_Problem to work on_
Please reproduce all of the entries below word for word, leaving the pictures out of your answer.

——

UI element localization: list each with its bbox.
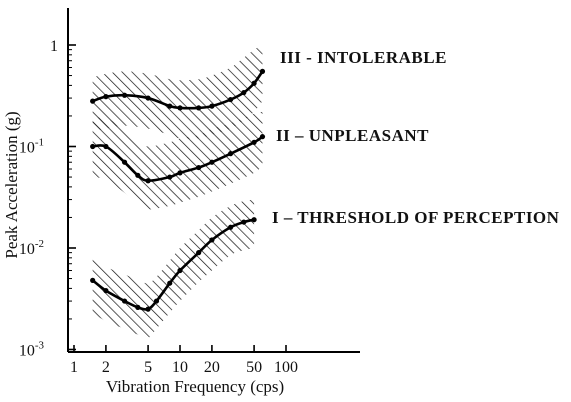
series-label-3: I – THRESHOLD OF PERCEPTION xyxy=(272,208,560,227)
data-point-1-9 xyxy=(227,96,234,103)
data-point-2-11 xyxy=(251,139,257,145)
x-axis-title: Vibration Frequency (cps) xyxy=(106,377,284,396)
data-point-2-7 xyxy=(177,170,183,176)
data-point-2-2 xyxy=(103,143,109,150)
data-point-2-1 xyxy=(90,143,96,150)
data-point-2-12 xyxy=(259,134,266,140)
data-point-1-3 xyxy=(121,92,128,98)
data-point-3-1 xyxy=(90,277,96,283)
data-point-3-12 xyxy=(241,219,247,225)
data-point-1-7 xyxy=(196,105,202,111)
data-point-1-2 xyxy=(103,94,109,100)
data-point-3-7 xyxy=(167,280,173,286)
band-1 xyxy=(92,45,263,139)
data-point-2-4 xyxy=(135,172,141,178)
x-tick-label-5: 20 xyxy=(204,359,220,376)
data-point-1-1 xyxy=(90,98,96,104)
data-point-2-5 xyxy=(145,178,151,184)
data-point-3-4 xyxy=(135,304,141,310)
x-tick-label-1: 1 xyxy=(70,359,78,376)
data-point-1-8 xyxy=(209,103,215,109)
x-tick-label-4: 10 xyxy=(172,359,188,376)
data-point-2-8 xyxy=(196,164,202,171)
y-tick-label-2: 10-2 xyxy=(19,238,44,258)
data-point-3-5 xyxy=(145,306,151,312)
data-point-2-9 xyxy=(209,159,215,165)
data-point-3-10 xyxy=(209,237,215,243)
series-label-1: III - INTOLERABLE xyxy=(280,48,447,67)
y-tick-label-3: 10-1 xyxy=(19,137,44,157)
data-point-2-10 xyxy=(227,151,234,157)
data-point-1-6 xyxy=(177,105,183,111)
data-point-3-13 xyxy=(251,217,257,223)
lines-layer xyxy=(90,68,266,312)
data-point-3-11 xyxy=(227,224,234,230)
x-tick-label-3: 5 xyxy=(144,359,152,376)
data-point-3-9 xyxy=(196,250,202,256)
data-point-1-5 xyxy=(167,103,173,109)
data-point-3-3 xyxy=(121,298,128,304)
data-point-3-6 xyxy=(153,298,160,304)
x-tick-label-7: 100 xyxy=(274,359,298,376)
data-point-2-3 xyxy=(121,159,128,165)
x-tick-label-6: 50 xyxy=(246,359,262,376)
x-tick-label-2: 2 xyxy=(102,359,110,376)
band-3 xyxy=(92,199,255,339)
data-point-3-8 xyxy=(177,267,183,274)
data-point-3-2 xyxy=(103,288,109,294)
y-axis-title: Peak Acceleration (g) xyxy=(2,111,21,258)
data-point-1-11 xyxy=(251,80,257,86)
labels-layer: III - INTOLERABLE II – UNPLEASANT I – THRE… xyxy=(272,48,560,227)
data-point-1-10 xyxy=(241,89,247,96)
data-point-2-6 xyxy=(167,174,173,180)
data-point-1-12 xyxy=(259,68,266,74)
series-label-2: II – UNPLEASANT xyxy=(276,126,429,145)
y-tick-label-4: 1 xyxy=(50,38,58,55)
data-point-1-4 xyxy=(145,95,151,101)
band-2 xyxy=(92,111,263,210)
y-tick-label-1: 10-3 xyxy=(19,340,45,360)
bands-layer xyxy=(92,45,263,339)
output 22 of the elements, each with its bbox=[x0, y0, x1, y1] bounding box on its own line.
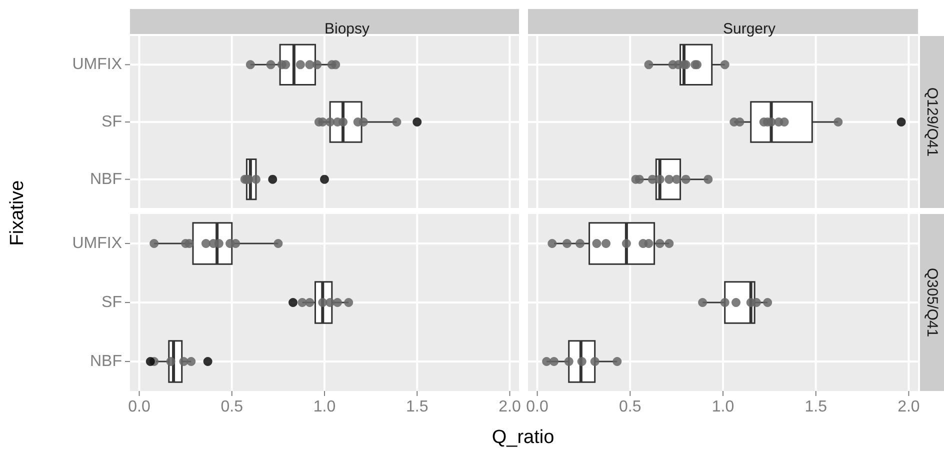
x-axis-title: Q_ratio bbox=[492, 427, 554, 449]
chart-title: Biopsy bbox=[324, 20, 370, 38]
y2-axis-title: Q305/Q41 bbox=[924, 268, 940, 338]
y-tick-label: UMFIX bbox=[72, 235, 122, 252]
x-tick-label: 0.5 bbox=[220, 398, 244, 416]
x-tick-label: 0.5 bbox=[619, 398, 642, 416]
x-tick-label: 2.0 bbox=[498, 398, 521, 416]
x-tick-label: 1.5 bbox=[406, 398, 428, 416]
y-axis-title: Fixative bbox=[7, 180, 29, 246]
x-tick-label: 1.0 bbox=[313, 398, 336, 416]
y-tick-label: NBF bbox=[90, 353, 122, 370]
y-tick-label: SF bbox=[102, 294, 122, 311]
x-tick-label: 1.5 bbox=[804, 398, 828, 416]
x-tick-label: 0.0 bbox=[128, 398, 150, 416]
x-tick-label: 2.0 bbox=[898, 398, 920, 416]
y-tick-label: SF bbox=[102, 114, 122, 130]
x-tick-label: 1.0 bbox=[712, 398, 734, 416]
y-tick-label: UMFIX bbox=[72, 56, 122, 74]
y-tick-label: NBF bbox=[90, 170, 122, 188]
x-tick-label: 0.0 bbox=[526, 398, 549, 416]
y2-axis-title: Q129/Q41 bbox=[924, 87, 940, 157]
chart-title: Surgery bbox=[722, 20, 776, 38]
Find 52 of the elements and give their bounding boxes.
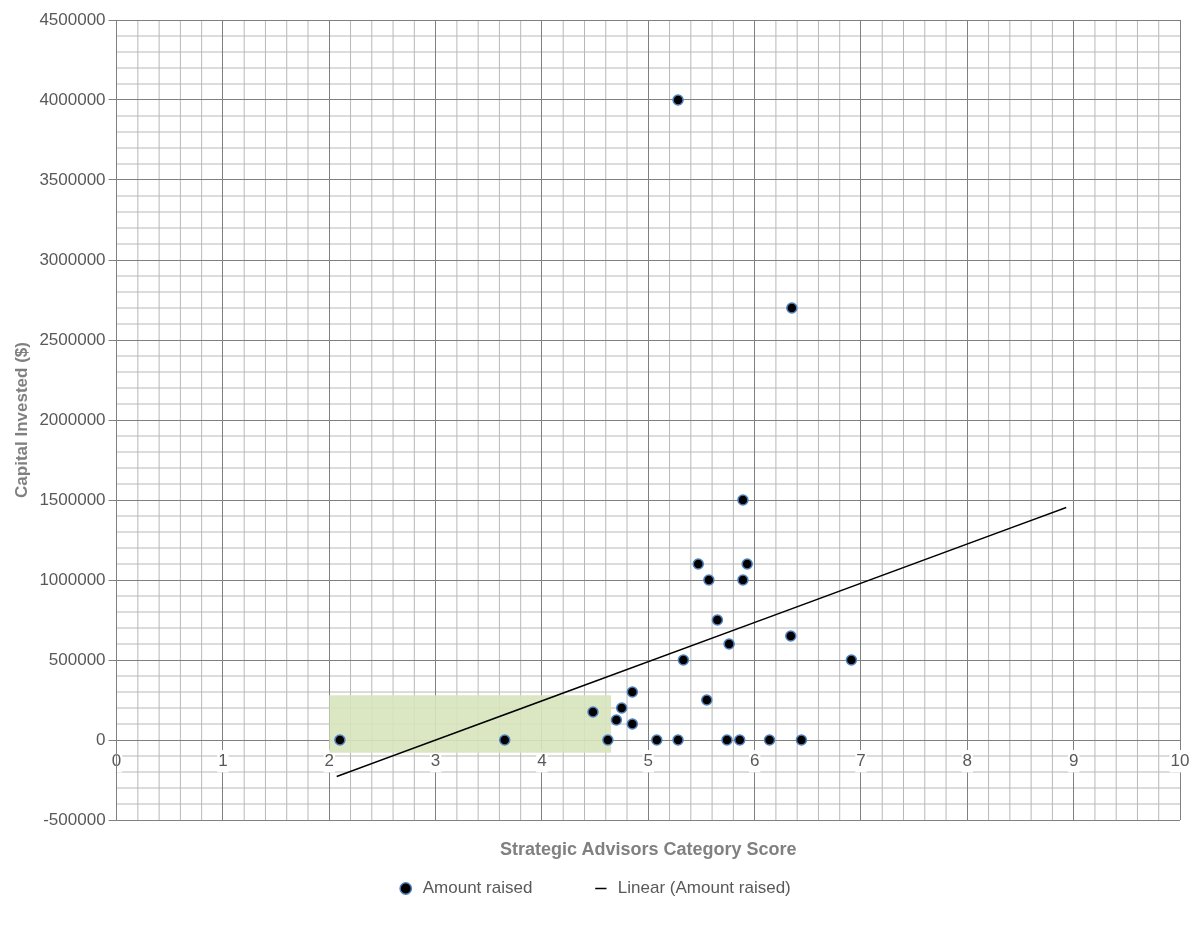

——

_Written answer_
UI element localization: list each with its bbox.
series-label-3: I – THRESHOLD OF PERCEPTION xyxy=(272,208,560,227)
data-point-1-9 xyxy=(227,96,234,103)
data-point-2-11 xyxy=(251,139,257,145)
x-axis-title: Vibration Frequency (cps) xyxy=(106,377,284,396)
data-point-2-7 xyxy=(177,170,183,176)
data-point-2-2 xyxy=(103,143,109,150)
data-point-2-1 xyxy=(90,143,96,150)
data-point-2-12 xyxy=(259,134,266,140)
data-point-1-3 xyxy=(121,92,128,98)
data-point-3-1 xyxy=(90,277,96,283)
data-point-3-12 xyxy=(241,219,247,225)
data-point-1-7 xyxy=(196,105,202,111)
data-point-1-2 xyxy=(103,94,109,100)
data-point-3-7 xyxy=(167,280,173,286)
band-1 xyxy=(92,45,263,139)
data-point-2-4 xyxy=(135,172,141,178)
x-tick-label-5: 20 xyxy=(204,359,220,376)
data-point-1-1 xyxy=(90,98,96,104)
data-point-2-5 xyxy=(145,178,151,184)
data-point-3-4 xyxy=(135,304,141,310)
x-tick-label-1: 1 xyxy=(70,359,78,376)
data-point-1-8 xyxy=(209,103,215,109)
x-tick-label-4: 10 xyxy=(172,359,188,376)
data-point-2-8 xyxy=(196,164,202,171)
y-tick-label-2: 10-2 xyxy=(19,238,44,258)
data-point-3-5 xyxy=(145,306,151,312)
data-point-2-9 xyxy=(209,159,215,165)
data-point-3-10 xyxy=(209,237,215,243)
series-label-1: III - INTOLERABLE xyxy=(280,48,447,67)
y-tick-label-3: 10-1 xyxy=(19,137,44,157)
data-point-2-10 xyxy=(227,151,234,157)
data-point-1-6 xyxy=(177,105,183,111)
data-point-3-13 xyxy=(251,217,257,223)
lines-layer xyxy=(90,68,266,312)
data-point-3-11 xyxy=(227,224,234,230)
x-tick-label-3: 5 xyxy=(144,359,152,376)
data-point-3-9 xyxy=(196,250,202,256)
data-point-1-5 xyxy=(167,103,173,109)
data-point-3-3 xyxy=(121,298,128,304)
data-point-3-6 xyxy=(153,298,160,304)
x-tick-label-7: 100 xyxy=(274,359,298,376)
data-point-2-3 xyxy=(121,159,128,165)
x-tick-label-6: 50 xyxy=(246,359,262,376)
x-tick-label-2: 2 xyxy=(102,359,110,376)
band-3 xyxy=(92,199,255,339)
data-point-3-8 xyxy=(177,267,183,274)
data-point-3-2 xyxy=(103,288,109,294)
y-axis-title: Peak Acceleration (g) xyxy=(2,111,21,258)
data-point-1-11 xyxy=(251,80,257,86)
labels-layer: III - INTOLERABLE II – UNPLEASANT I – THRE… xyxy=(272,48,560,227)
data-point-1-10 xyxy=(241,89,247,96)
data-point-2-6 xyxy=(167,174,173,180)
data-point-1-12 xyxy=(259,68,266,74)
series-label-2: II – UNPLEASANT xyxy=(276,126,429,145)
y-tick-label-4: 1 xyxy=(50,38,58,55)
data-point-1-4 xyxy=(145,95,151,101)
band-2 xyxy=(92,111,263,210)
y-tick-label-1: 10-3 xyxy=(19,340,45,360)
bands-layer xyxy=(92,45,263,339)
output 22 of the elements, each with its bbox=[x0, y0, x1, y1] bounding box on its own line.
x-axis-title: Q_ratio bbox=[492, 427, 554, 449]
chart-title: Biopsy bbox=[324, 20, 370, 38]
y2-axis-title: Q305/Q41 bbox=[924, 268, 940, 338]
y-tick-label: UMFIX bbox=[72, 235, 122, 252]
x-tick-label: 0.5 bbox=[220, 398, 244, 416]
x-tick-label: 0.5 bbox=[619, 398, 642, 416]
x-tick-label: 2.0 bbox=[498, 398, 521, 416]
x-tick-label: 1.5 bbox=[406, 398, 428, 416]
y-axis-title: Fixative bbox=[7, 180, 29, 246]
x-tick-label: 1.0 bbox=[313, 398, 336, 416]
y-tick-label: NBF bbox=[90, 353, 122, 370]
y-tick-label: SF bbox=[102, 294, 122, 311]
x-tick-label: 1.5 bbox=[804, 398, 828, 416]
x-tick-label: 0.0 bbox=[128, 398, 150, 416]
x-tick-label: 2.0 bbox=[898, 398, 920, 416]
y-tick-label: SF bbox=[102, 114, 122, 130]
x-tick-label: 1.0 bbox=[712, 398, 734, 416]
y-tick-label: UMFIX bbox=[72, 56, 122, 74]
y-tick-label: NBF bbox=[90, 170, 122, 188]
x-tick-label: 0.0 bbox=[526, 398, 549, 416]
y2-axis-title: Q129/Q41 bbox=[924, 87, 940, 157]
chart-title: Surgery bbox=[722, 20, 776, 38]
Find 52 of the elements and give their bounding boxes.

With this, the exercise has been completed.